-- BEGIN Extracted information --

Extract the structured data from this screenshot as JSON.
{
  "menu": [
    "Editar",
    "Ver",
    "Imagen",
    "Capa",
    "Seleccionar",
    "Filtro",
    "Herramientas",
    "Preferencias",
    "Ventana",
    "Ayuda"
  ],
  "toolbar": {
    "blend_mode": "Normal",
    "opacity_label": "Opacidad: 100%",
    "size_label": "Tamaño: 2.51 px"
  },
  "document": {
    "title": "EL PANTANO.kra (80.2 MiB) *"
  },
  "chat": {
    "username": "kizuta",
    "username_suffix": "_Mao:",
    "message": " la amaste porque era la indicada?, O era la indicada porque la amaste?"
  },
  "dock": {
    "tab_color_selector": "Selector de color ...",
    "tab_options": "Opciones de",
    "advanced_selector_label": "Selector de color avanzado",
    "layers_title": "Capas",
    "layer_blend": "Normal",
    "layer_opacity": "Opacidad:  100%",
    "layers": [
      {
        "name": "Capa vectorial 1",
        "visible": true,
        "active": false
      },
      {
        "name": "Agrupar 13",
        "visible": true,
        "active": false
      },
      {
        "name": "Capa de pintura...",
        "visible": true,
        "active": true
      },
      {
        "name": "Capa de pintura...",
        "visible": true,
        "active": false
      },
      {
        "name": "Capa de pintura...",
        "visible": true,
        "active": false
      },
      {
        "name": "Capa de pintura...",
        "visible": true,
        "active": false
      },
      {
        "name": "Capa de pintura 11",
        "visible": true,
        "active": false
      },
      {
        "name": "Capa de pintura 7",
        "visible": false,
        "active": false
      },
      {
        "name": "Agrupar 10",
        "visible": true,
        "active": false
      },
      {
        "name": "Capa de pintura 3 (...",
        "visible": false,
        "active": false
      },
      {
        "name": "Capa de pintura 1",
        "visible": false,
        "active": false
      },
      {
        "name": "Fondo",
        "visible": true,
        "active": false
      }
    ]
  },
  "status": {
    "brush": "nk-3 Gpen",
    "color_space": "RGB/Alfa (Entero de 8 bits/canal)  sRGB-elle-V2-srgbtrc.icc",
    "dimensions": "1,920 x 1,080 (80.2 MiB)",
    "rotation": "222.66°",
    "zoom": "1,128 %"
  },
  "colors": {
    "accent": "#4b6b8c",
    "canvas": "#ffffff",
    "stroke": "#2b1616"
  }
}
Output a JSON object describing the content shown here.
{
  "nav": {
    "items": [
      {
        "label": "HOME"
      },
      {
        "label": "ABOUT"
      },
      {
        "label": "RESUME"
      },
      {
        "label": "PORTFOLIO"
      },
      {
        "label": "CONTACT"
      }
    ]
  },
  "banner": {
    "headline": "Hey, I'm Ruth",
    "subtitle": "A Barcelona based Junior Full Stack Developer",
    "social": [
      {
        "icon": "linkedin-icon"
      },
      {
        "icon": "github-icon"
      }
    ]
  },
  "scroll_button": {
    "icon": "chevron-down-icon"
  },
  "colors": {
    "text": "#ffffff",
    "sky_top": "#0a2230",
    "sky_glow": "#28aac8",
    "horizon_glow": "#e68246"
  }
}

-- END Extracted information --

Exercise description: Extract from the material all lines containing the string "JSON".

Full output:
Extract the structured data from this screenshot as JSON.
Output a JSON object describing the content shown here.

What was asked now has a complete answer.